== Exercise requirements ==
Go through the listing below and gather every line with the word "like".
**** Material provided ****
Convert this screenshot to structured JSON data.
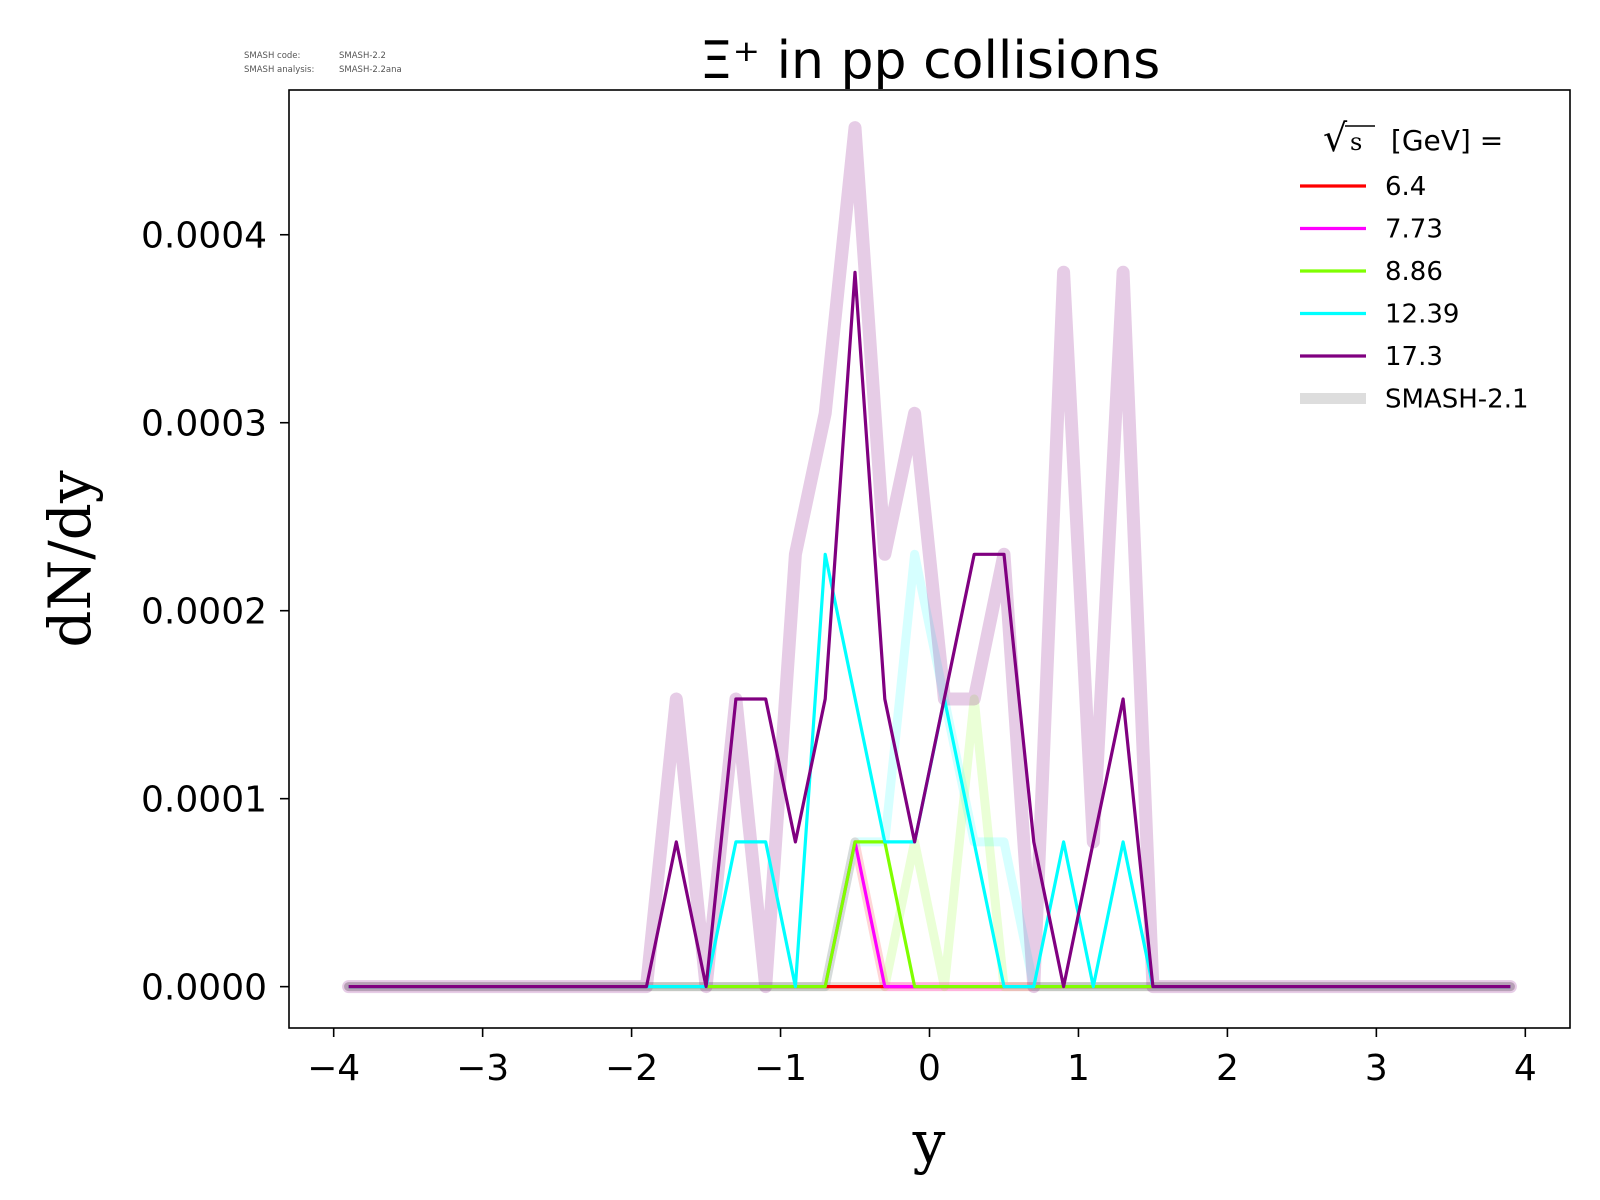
{
  "chart_data": {
    "type": "line",
    "title": "Ξ⁺ in pp collisions",
    "xlabel": "y",
    "ylabel": "dN/dy",
    "xlim": [
      -4.3,
      4.3
    ],
    "ylim": [
      -2.2e-05,
      0.000477
    ],
    "xticks": [
      -4,
      -3,
      -2,
      -1,
      0,
      1,
      2,
      3,
      4
    ],
    "xtick_labels": [
      "−4",
      "−3",
      "−2",
      "−1",
      "0",
      "1",
      "2",
      "3",
      "4"
    ],
    "yticks": [
      0,
      0.0001,
      0.0002,
      0.0003,
      0.0004
    ],
    "ytick_labels": [
      "0.0000",
      "0.0001",
      "0.0002",
      "0.0003",
      "0.0004"
    ],
    "grid": false,
    "legend_placement": "top-right",
    "legend_title": {
      "sqrt_symbol": "√",
      "s_symbol": "s",
      "text": " [GeV] ="
    },
    "meta": {
      "code_label": "SMASH code:",
      "code_value": "SMASH-2.2",
      "analysis_label": "SMASH analysis:",
      "analysis_value": "SMASH-2.2ana"
    },
    "series": [
      {
        "name": "6.4",
        "color": "#ff0000",
        "x": [
          -3.9,
          -1.9,
          -0.7,
          -0.5,
          -0.3,
          3.9
        ],
        "y": [
          0,
          0,
          0,
          0,
          0,
          0
        ],
        "ref_x": [
          -3.9,
          -1.9,
          -0.7,
          -0.5,
          -0.3,
          3.9
        ],
        "ref_y": [
          0,
          0,
          0,
          7.7e-05,
          0,
          0
        ]
      },
      {
        "name": "7.73",
        "color": "#ff00ff",
        "x": [
          -3.9,
          -0.9,
          -0.7,
          -0.5,
          -0.3,
          3.9
        ],
        "y": [
          0,
          0,
          0,
          7.7e-05,
          0,
          0
        ],
        "ref_x": [
          -3.9,
          3.9
        ],
        "ref_y": [
          0,
          0
        ]
      },
      {
        "name": "8.86",
        "color": "#7fff00",
        "x": [
          -3.9,
          -0.7,
          -0.5,
          -0.3,
          -0.1,
          3.9
        ],
        "y": [
          0,
          0,
          7.7e-05,
          7.7e-05,
          0,
          0
        ],
        "ref_x": [
          -3.9,
          -0.3,
          -0.1,
          0.1,
          0.3,
          0.5,
          3.9
        ],
        "ref_y": [
          0,
          0,
          7.7e-05,
          0,
          0.000153,
          0,
          0
        ]
      },
      {
        "name": "12.39",
        "color": "#00ffff",
        "x": [
          -3.9,
          -1.5,
          -1.3,
          -1.1,
          -0.9,
          -0.7,
          -0.3,
          -0.1,
          0.1,
          0.5,
          0.7,
          0.9,
          1.1,
          1.3,
          1.5,
          3.9
        ],
        "y": [
          0,
          0,
          7.7e-05,
          7.7e-05,
          0,
          0.00023,
          7.7e-05,
          7.7e-05,
          0.000153,
          0,
          0,
          7.7e-05,
          0,
          7.7e-05,
          0,
          0
        ],
        "ref_x": [
          -3.9,
          -0.7,
          -0.5,
          -0.3,
          -0.1,
          0.1,
          0.3,
          0.5,
          0.7,
          3.9
        ],
        "ref_y": [
          0,
          0,
          7.7e-05,
          7.7e-05,
          0.00023,
          0.000153,
          7.7e-05,
          7.7e-05,
          0,
          0
        ]
      },
      {
        "name": "17.3",
        "color": "#800080",
        "x": [
          -3.9,
          -1.9,
          -1.7,
          -1.5,
          -1.3,
          -1.1,
          -0.9,
          -0.7,
          -0.5,
          -0.3,
          -0.1,
          0.3,
          0.5,
          0.7,
          0.9,
          1.1,
          1.3,
          1.5,
          3.9
        ],
        "y": [
          0,
          0,
          7.7e-05,
          0,
          0.000153,
          0.000153,
          7.7e-05,
          0.000153,
          0.00038,
          0.000153,
          7.7e-05,
          0.00023,
          0.00023,
          7.7e-05,
          0,
          7.7e-05,
          0.000153,
          0,
          0
        ],
        "ref_x": [
          -3.9,
          -1.9,
          -1.7,
          -1.5,
          -1.3,
          -1.1,
          -0.9,
          -0.7,
          -0.5,
          -0.3,
          -0.1,
          0.1,
          0.3,
          0.5,
          0.7,
          0.9,
          1.1,
          1.3,
          1.5,
          3.9
        ],
        "ref_y": [
          0,
          0,
          0.000153,
          0,
          0.000153,
          0,
          0.00023,
          0.000305,
          0.000457,
          0.00023,
          0.000305,
          0.000153,
          0.000153,
          0.00023,
          0,
          0.00038,
          7.7e-05,
          0.00038,
          0,
          0
        ]
      }
    ],
    "reference_series": {
      "name": "SMASH-2.1",
      "color": "#dddddd"
    }
  }
}
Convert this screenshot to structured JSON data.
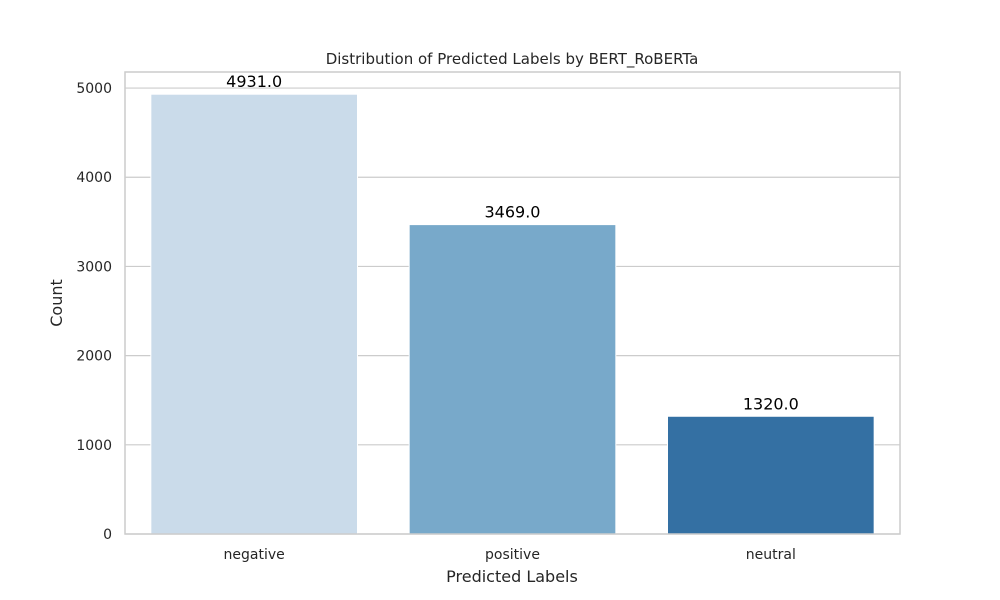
{
  "chart_data": {
    "type": "bar",
    "title": "Distribution of Predicted Labels by BERT_RoBERTa",
    "xlabel": "Predicted Labels",
    "ylabel": "Count",
    "categories": [
      "negative",
      "positive",
      "neutral"
    ],
    "values": [
      4931.0,
      3469.0,
      1320.0
    ],
    "value_labels": [
      "4931.0",
      "3469.0",
      "1320.0"
    ],
    "bar_colors": [
      "#cadbea",
      "#78a9ca",
      "#3470a3"
    ],
    "ylim": [
      0,
      5180
    ],
    "yticks": [
      0,
      1000,
      2000,
      3000,
      4000,
      5000
    ],
    "grid": "horizontal",
    "legend": "none"
  }
}
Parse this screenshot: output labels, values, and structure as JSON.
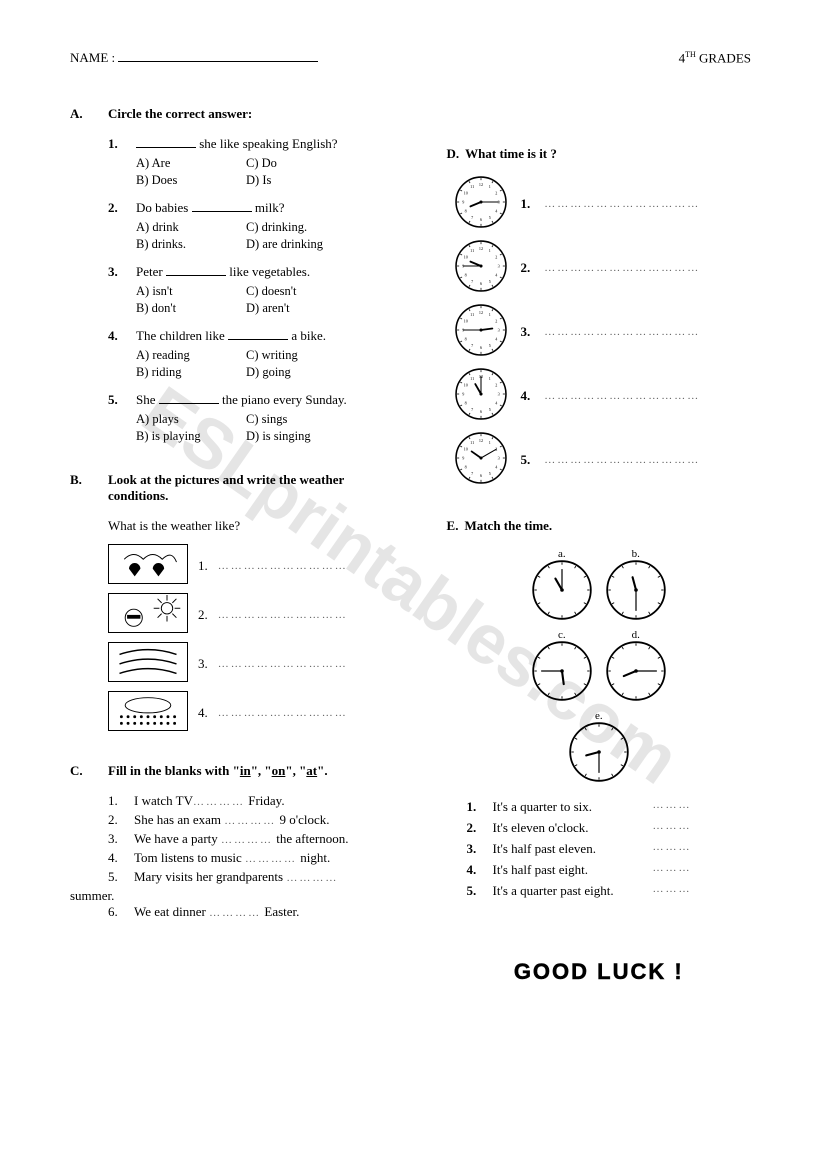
{
  "header": {
    "name_label": "NAME :",
    "grade": "4",
    "grade_suffix": "TH",
    "grade_word": " GRADES"
  },
  "watermark": "ESLprintables.com",
  "sectionA": {
    "letter": "A.",
    "title": "Circle the correct answer:",
    "questions": [
      {
        "num": "1.",
        "pre": "",
        "post": " she like speaking English?",
        "opts": [
          "A)  Are",
          "C)  Do",
          "B)  Does",
          "D)  Is"
        ]
      },
      {
        "num": "2.",
        "pre": "Do babies ",
        "post": " milk?",
        "opts": [
          "A)  drink",
          "C)  drinking.",
          "B)  drinks.",
          "D)  are drinking"
        ]
      },
      {
        "num": "3.",
        "pre": "Peter ",
        "post": " like vegetables.",
        "opts": [
          "A)  isn't",
          "C)  doesn't",
          "B)  don't",
          "D)  aren't"
        ]
      },
      {
        "num": "4.",
        "pre": "The children like ",
        "post": " a bike.",
        "opts": [
          "A)  reading",
          "C)  writing",
          "B)  riding",
          "D)  going"
        ]
      },
      {
        "num": "5.",
        "pre": "She ",
        "post": " the piano every Sunday.",
        "opts": [
          "A)  plays",
          "C)  sings",
          "B)  is playing",
          "D)  is singing"
        ]
      }
    ]
  },
  "sectionB": {
    "letter": "B.",
    "title": "Look at the pictures and write the weather conditions.",
    "subtitle": "What is the weather like?",
    "items": [
      {
        "num": "1.",
        "icon": "rainy"
      },
      {
        "num": "2.",
        "icon": "sunny"
      },
      {
        "num": "3.",
        "icon": "windy"
      },
      {
        "num": "4.",
        "icon": "snowy"
      }
    ]
  },
  "sectionC": {
    "letter": "C.",
    "title": "Fill in the blanks with \"in\", \"on\", \"at\".",
    "dots": "…………",
    "items": [
      {
        "num": "1.",
        "pre": "I watch TV",
        "post": " Friday."
      },
      {
        "num": "2.",
        "pre": "She has an exam ",
        "post": " 9 o'clock."
      },
      {
        "num": "3.",
        "pre": "We have a party ",
        "post": " the afternoon."
      },
      {
        "num": "4.",
        "pre": "Tom listens to music ",
        "post": " night."
      },
      {
        "num": "5.",
        "pre": "Mary visits her grandparents ",
        "post": " summer.",
        "wrap": true
      },
      {
        "num": "6.",
        "pre": "We eat dinner  ",
        "post": " Easter."
      }
    ]
  },
  "sectionD": {
    "letter": "D.",
    "title": "What time is it ?",
    "dots": "………………………………",
    "clocks": [
      {
        "num": "1.",
        "hour": 8,
        "minute": 15
      },
      {
        "num": "2.",
        "hour": 9,
        "minute": 45
      },
      {
        "num": "3.",
        "hour": 2,
        "minute": 45
      },
      {
        "num": "4.",
        "hour": 11,
        "minute": 0
      },
      {
        "num": "5.",
        "hour": 10,
        "minute": 10
      }
    ]
  },
  "sectionE": {
    "letter": "E.",
    "title": "Match the time.",
    "dots": "………",
    "clocks": [
      {
        "label": "a.",
        "hour": 11,
        "minute": 0
      },
      {
        "label": "b.",
        "hour": 11,
        "minute": 30
      },
      {
        "label": "c.",
        "hour": 5,
        "minute": 45
      },
      {
        "label": "d.",
        "hour": 8,
        "minute": 15
      },
      {
        "label": "e.",
        "hour": 8,
        "minute": 30
      }
    ],
    "items": [
      {
        "num": "1.",
        "text": "It's a quarter to six."
      },
      {
        "num": "2.",
        "text": "It's eleven o'clock."
      },
      {
        "num": "3.",
        "text": "It's half past eleven."
      },
      {
        "num": "4.",
        "text": "It's half past eight."
      },
      {
        "num": "5.",
        "text": "It's a quarter past eight."
      }
    ]
  },
  "footer": "GOOD LUCK !"
}
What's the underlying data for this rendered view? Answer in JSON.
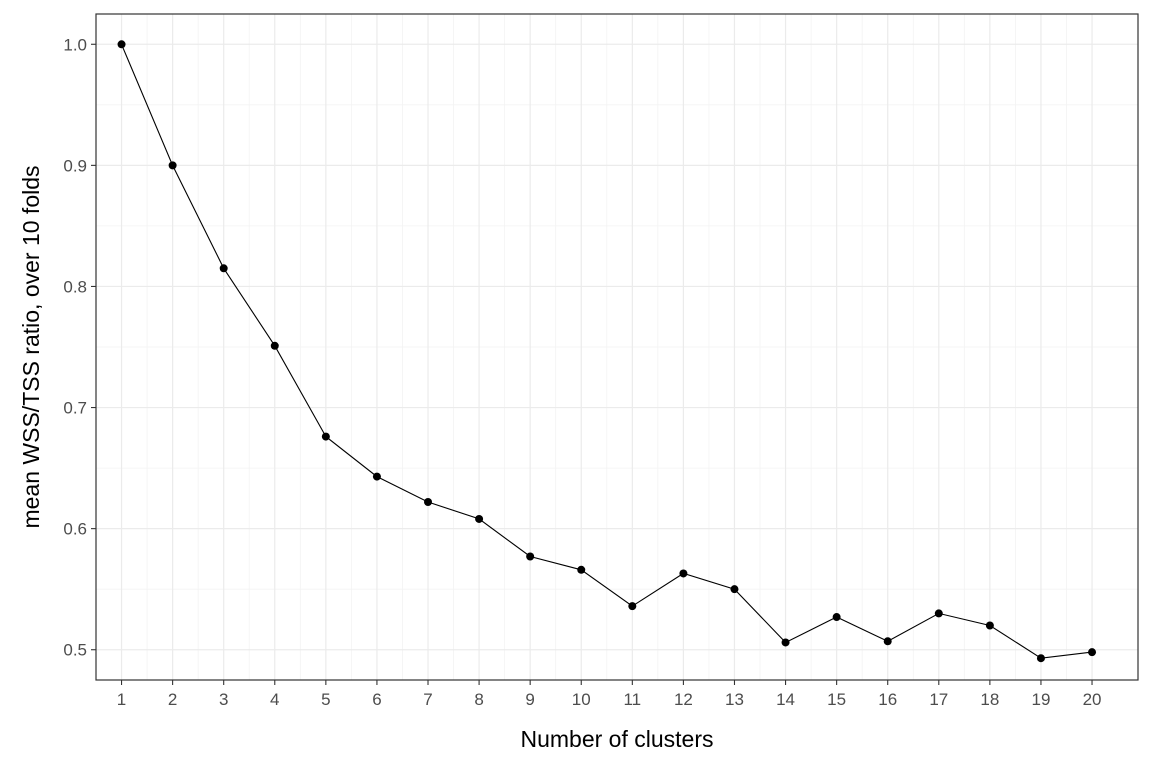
{
  "chart_data": {
    "type": "line",
    "title": "",
    "xlabel": "Number of clusters",
    "ylabel": "mean WSS/TSS ratio, over 10 folds",
    "x": [
      1,
      2,
      3,
      4,
      5,
      6,
      7,
      8,
      9,
      10,
      11,
      12,
      13,
      14,
      15,
      16,
      17,
      18,
      19,
      20
    ],
    "series": [
      {
        "values": [
          1.0,
          0.9,
          0.815,
          0.751,
          0.676,
          0.643,
          0.622,
          0.608,
          0.577,
          0.566,
          0.536,
          0.563,
          0.55,
          0.506,
          0.527,
          0.507,
          0.53,
          0.52,
          0.493,
          0.498
        ]
      }
    ],
    "xlim": [
      0.5,
      20.9
    ],
    "ylim": [
      0.475,
      1.025
    ],
    "x_ticks": [
      1,
      2,
      3,
      4,
      5,
      6,
      7,
      8,
      9,
      10,
      11,
      12,
      13,
      14,
      15,
      16,
      17,
      18,
      19,
      20
    ],
    "x_tick_labels": [
      "1",
      "2",
      "3",
      "4",
      "5",
      "6",
      "7",
      "8",
      "9",
      "10",
      "11",
      "12",
      "13",
      "14",
      "15",
      "16",
      "17",
      "18",
      "19",
      "20"
    ],
    "y_ticks": [
      0.5,
      0.6,
      0.7,
      0.8,
      0.9,
      1.0
    ],
    "y_tick_labels": [
      "0.5",
      "0.6",
      "0.7",
      "0.8",
      "0.9",
      "1.0"
    ],
    "grid": true,
    "theme": "bw",
    "colors": {
      "line": "#000000",
      "points": "#000000",
      "grid_major": "#ebebeb",
      "grid_minor": "#f3f3f3",
      "panel_border": "#333333",
      "tick_text": "#4d4d4d"
    }
  }
}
****
== Exercise response ==
        "post": " she like speaking English?",
        "post": " like vegetables.",
        "pre": "The children like ",
    "subtitle": "What is the weather like?",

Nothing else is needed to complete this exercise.